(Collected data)
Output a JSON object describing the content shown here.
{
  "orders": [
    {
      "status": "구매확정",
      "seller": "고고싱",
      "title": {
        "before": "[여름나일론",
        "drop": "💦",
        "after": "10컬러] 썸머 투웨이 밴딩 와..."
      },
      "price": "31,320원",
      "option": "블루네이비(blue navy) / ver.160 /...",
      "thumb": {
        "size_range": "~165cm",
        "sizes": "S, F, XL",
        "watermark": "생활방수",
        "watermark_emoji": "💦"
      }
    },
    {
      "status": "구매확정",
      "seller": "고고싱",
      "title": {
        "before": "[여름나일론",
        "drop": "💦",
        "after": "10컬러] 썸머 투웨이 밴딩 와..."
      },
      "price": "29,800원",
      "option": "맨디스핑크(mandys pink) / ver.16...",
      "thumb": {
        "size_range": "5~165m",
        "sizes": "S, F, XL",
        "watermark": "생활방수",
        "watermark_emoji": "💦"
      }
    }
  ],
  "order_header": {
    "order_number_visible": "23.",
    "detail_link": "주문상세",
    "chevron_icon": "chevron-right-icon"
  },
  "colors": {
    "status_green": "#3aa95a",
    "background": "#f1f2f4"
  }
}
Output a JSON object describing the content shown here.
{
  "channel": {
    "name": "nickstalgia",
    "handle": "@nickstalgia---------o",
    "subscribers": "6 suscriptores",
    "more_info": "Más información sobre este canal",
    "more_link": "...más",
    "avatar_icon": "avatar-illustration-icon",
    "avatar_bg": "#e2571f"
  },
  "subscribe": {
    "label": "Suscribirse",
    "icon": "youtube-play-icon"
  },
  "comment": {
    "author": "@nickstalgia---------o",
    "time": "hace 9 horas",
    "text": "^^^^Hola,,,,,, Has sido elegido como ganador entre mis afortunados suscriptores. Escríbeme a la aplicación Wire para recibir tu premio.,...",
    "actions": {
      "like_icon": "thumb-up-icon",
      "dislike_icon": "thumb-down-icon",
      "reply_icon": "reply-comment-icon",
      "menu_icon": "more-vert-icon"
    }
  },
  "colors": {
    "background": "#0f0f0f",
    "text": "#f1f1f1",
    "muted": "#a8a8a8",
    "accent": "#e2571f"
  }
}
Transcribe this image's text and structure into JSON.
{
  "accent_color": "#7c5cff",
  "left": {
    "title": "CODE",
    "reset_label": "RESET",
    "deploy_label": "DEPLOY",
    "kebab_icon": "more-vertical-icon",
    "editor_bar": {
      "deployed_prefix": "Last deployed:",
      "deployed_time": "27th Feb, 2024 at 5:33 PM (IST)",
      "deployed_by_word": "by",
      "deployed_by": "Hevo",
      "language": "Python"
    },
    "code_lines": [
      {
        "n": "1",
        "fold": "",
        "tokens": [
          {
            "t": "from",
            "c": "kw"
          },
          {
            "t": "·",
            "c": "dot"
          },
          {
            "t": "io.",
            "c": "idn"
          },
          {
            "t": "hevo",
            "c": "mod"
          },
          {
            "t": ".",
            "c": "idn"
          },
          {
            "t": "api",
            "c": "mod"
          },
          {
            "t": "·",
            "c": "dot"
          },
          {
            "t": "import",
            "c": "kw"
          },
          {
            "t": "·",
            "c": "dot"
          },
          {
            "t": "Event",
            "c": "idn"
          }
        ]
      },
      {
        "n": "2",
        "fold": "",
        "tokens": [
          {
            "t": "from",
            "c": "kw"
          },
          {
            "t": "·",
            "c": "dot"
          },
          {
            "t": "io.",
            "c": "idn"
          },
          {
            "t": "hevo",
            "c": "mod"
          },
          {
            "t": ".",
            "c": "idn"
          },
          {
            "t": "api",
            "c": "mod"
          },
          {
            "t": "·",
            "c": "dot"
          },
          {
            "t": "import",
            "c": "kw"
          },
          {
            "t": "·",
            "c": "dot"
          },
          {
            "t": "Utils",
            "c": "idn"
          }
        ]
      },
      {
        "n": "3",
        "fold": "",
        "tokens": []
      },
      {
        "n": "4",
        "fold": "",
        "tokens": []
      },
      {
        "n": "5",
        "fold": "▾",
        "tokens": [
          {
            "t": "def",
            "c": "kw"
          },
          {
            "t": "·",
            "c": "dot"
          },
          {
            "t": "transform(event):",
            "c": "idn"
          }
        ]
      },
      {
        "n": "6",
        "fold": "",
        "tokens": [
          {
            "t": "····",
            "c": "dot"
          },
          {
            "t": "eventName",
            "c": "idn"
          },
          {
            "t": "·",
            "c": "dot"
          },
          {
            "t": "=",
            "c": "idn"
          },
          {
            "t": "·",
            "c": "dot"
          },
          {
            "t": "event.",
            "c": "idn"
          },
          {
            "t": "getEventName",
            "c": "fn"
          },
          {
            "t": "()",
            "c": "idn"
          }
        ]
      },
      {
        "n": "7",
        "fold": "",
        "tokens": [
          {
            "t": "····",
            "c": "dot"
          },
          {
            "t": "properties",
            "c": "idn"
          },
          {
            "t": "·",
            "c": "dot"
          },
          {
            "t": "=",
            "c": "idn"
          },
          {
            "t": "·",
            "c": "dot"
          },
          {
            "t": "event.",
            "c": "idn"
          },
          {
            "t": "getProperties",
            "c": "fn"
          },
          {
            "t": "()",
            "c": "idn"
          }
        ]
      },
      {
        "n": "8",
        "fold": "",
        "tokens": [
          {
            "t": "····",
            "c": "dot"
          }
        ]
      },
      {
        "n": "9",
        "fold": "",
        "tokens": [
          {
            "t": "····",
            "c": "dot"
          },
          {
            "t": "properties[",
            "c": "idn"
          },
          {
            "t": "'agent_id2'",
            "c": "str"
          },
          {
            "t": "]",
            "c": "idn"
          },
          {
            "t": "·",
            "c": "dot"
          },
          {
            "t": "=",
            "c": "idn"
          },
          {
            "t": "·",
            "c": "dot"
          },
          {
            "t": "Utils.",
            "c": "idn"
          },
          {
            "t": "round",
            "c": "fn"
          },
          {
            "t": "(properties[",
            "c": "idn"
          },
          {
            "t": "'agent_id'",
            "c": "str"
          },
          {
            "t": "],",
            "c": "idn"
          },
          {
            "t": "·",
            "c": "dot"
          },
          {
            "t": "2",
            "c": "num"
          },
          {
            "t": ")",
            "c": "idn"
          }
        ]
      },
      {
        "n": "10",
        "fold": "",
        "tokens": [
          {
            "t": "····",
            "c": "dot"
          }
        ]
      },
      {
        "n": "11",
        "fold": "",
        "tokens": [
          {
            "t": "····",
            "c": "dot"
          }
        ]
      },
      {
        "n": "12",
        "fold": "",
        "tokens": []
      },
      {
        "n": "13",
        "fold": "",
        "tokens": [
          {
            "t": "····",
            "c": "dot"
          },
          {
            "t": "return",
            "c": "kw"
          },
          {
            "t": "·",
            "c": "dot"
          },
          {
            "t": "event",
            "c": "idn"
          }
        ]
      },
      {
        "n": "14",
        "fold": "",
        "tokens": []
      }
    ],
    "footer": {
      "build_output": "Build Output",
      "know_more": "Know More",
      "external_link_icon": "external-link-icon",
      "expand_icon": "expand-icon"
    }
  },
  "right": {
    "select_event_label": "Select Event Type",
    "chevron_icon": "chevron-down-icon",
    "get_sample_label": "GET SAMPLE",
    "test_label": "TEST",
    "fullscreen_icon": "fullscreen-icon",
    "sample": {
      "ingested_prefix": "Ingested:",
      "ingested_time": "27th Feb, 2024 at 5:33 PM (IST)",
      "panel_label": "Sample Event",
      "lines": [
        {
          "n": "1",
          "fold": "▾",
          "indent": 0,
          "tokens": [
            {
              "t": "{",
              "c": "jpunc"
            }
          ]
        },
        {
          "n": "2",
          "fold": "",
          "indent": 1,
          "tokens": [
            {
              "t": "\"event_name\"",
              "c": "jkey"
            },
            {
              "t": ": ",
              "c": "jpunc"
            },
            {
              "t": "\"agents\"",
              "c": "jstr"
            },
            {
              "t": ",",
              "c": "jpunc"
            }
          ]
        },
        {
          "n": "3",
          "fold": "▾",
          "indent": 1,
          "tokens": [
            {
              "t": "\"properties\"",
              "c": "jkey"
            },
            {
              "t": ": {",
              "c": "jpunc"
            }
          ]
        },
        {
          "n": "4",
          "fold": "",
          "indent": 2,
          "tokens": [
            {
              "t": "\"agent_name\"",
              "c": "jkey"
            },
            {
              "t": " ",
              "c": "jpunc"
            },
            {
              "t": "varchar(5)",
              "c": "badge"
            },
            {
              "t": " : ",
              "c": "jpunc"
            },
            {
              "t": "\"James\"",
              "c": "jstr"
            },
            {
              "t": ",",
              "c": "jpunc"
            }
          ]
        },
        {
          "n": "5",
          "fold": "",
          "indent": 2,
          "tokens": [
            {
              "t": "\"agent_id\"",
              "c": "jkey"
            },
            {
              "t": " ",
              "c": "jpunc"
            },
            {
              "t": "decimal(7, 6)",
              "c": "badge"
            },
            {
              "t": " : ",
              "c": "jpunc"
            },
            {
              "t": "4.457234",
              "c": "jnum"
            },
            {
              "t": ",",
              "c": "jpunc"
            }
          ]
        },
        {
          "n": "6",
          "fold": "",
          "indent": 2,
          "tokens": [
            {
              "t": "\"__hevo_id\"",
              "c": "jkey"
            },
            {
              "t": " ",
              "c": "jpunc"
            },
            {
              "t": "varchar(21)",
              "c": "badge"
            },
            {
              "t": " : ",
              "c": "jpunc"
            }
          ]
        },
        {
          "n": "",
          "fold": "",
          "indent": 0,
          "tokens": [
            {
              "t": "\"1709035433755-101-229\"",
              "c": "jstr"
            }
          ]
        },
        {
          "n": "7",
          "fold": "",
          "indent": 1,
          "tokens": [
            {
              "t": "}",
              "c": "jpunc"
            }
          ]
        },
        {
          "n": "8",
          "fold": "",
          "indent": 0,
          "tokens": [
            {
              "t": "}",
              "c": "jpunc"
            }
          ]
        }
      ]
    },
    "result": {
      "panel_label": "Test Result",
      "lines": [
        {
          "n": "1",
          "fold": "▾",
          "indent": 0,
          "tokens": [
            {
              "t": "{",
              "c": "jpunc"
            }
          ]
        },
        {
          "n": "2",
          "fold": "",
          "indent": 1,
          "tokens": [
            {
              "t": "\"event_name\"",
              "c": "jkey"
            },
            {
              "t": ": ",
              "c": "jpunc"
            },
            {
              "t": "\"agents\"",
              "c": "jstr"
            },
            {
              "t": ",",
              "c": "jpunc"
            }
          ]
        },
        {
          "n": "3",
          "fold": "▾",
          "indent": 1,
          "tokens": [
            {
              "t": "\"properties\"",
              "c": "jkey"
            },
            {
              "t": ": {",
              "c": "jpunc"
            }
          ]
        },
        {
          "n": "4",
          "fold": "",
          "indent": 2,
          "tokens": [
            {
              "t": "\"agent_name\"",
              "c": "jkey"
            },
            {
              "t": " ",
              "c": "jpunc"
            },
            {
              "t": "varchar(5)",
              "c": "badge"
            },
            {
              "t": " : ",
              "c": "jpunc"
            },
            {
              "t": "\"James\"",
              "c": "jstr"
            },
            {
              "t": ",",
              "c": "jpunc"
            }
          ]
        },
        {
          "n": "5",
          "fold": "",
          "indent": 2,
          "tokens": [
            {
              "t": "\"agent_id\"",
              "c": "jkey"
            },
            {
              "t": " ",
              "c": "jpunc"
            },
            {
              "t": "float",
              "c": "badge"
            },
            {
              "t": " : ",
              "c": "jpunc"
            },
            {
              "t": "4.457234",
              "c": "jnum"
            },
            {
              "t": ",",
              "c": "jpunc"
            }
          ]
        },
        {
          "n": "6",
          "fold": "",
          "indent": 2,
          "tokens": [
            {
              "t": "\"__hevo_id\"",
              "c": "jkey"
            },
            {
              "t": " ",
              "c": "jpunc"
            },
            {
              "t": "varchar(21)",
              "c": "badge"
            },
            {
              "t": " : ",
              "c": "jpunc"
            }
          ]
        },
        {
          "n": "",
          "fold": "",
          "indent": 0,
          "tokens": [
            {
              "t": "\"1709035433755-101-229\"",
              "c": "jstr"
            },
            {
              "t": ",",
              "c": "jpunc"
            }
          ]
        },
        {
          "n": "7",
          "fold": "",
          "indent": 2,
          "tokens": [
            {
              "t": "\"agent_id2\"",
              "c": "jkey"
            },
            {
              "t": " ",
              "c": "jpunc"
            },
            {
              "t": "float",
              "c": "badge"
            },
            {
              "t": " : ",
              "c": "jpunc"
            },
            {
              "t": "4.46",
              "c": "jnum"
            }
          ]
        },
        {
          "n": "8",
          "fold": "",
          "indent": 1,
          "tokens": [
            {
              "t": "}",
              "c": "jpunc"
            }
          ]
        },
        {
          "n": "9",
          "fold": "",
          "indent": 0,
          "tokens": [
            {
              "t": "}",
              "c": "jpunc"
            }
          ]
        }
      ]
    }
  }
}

◆ **PROBLEM TO WORK ON**
Output nothing but the number of lines in the data containing the string "text".

◆ **OUTPUT FOR THIS EXERCISE**
3